┌──

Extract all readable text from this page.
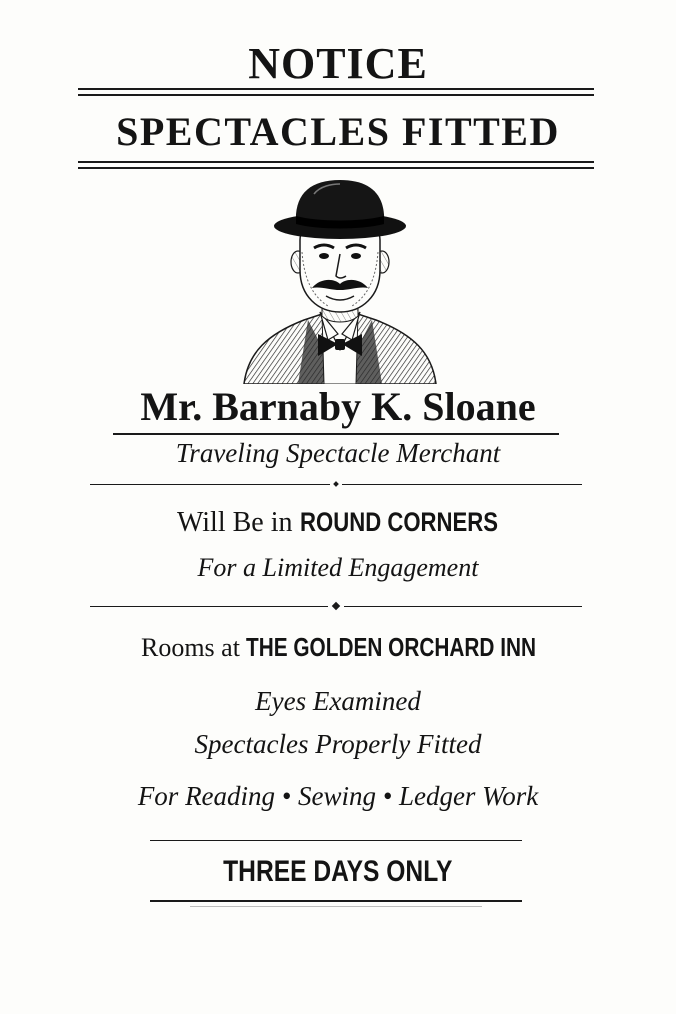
NOTICE
SPECTACLES FITTED
Mr. Barnaby K. Sloane
Traveling Spectacle Merchant
Will Be in ROUND CORNERS
For a Limited Engagement
Rooms at THE GOLDEN ORCHARD INN
Eyes Examined
Spectacles Properly Fitted
For Reading • Sewing • Ledger Work
THREE DAYS ONLY
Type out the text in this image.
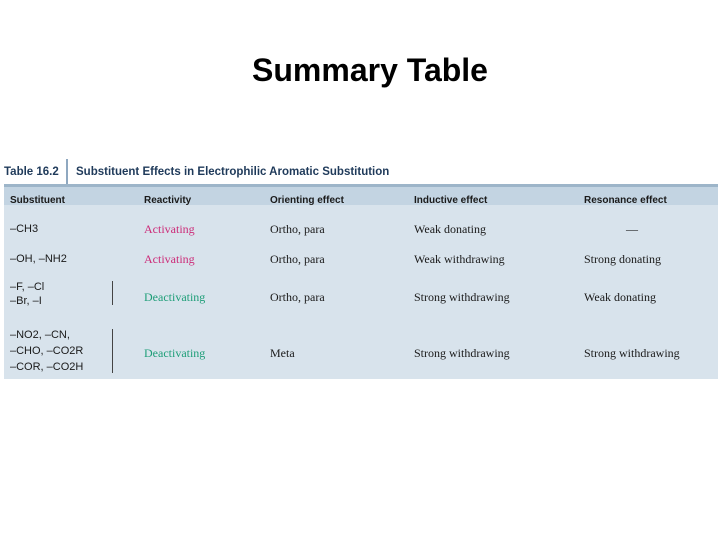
Summary Table
Table 16.2	Substituent Effects in Electrophilic Aromatic Substitution
Substituent	Reactivity	Orienting effect	Inductive effect	Resonance effect
–CH3	Activating	Ortho, para	Weak donating	—
–OH, –NH2	Activating	Ortho, para	Weak withdrawing	Strong donating
–F, –Cl
–Br, –I	Deactivating	Ortho, para	Strong withdrawing	Weak donating
–NO2, –CN,
–CHO, –CO2R
–COR, –CO2H
Deactivating	Meta	Strong withdrawing	Strong withdrawing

└──

● **THE REQUEST**: Reproduce all entries without any change, and omit the pictures.

● **TASK RESPONSE**:
Extract all readable text from this page.
NOTICE
SPECTACLES FITTED
Mr. Barnaby K. Sloane
Traveling Spectacle Merchant
Will Be in ROUND CORNERS
For a Limited Engagement
Rooms at THE GOLDEN ORCHARD INN
Eyes Examined
Spectacles Properly Fitted
For Reading • Sewing • Ledger Work
THREE DAYS ONLY
Type out the text in this image.
Summary Table
Table 16.2	Substituent Effects in Electrophilic Aromatic Substitution
Substituent	Reactivity	Orienting effect	Inductive effect	Resonance effect
–CH3	Activating	Ortho, para	Weak donating	—
–OH, –NH2	Activating	Ortho, para	Weak withdrawing	Strong donating
–F, –Cl
–Br, –I	Deactivating	Ortho, para	Strong withdrawing	Weak donating
–NO2, –CN,
–CHO, –CO2R
–COR, –CO2H
Deactivating	Meta	Strong withdrawing	Strong withdrawing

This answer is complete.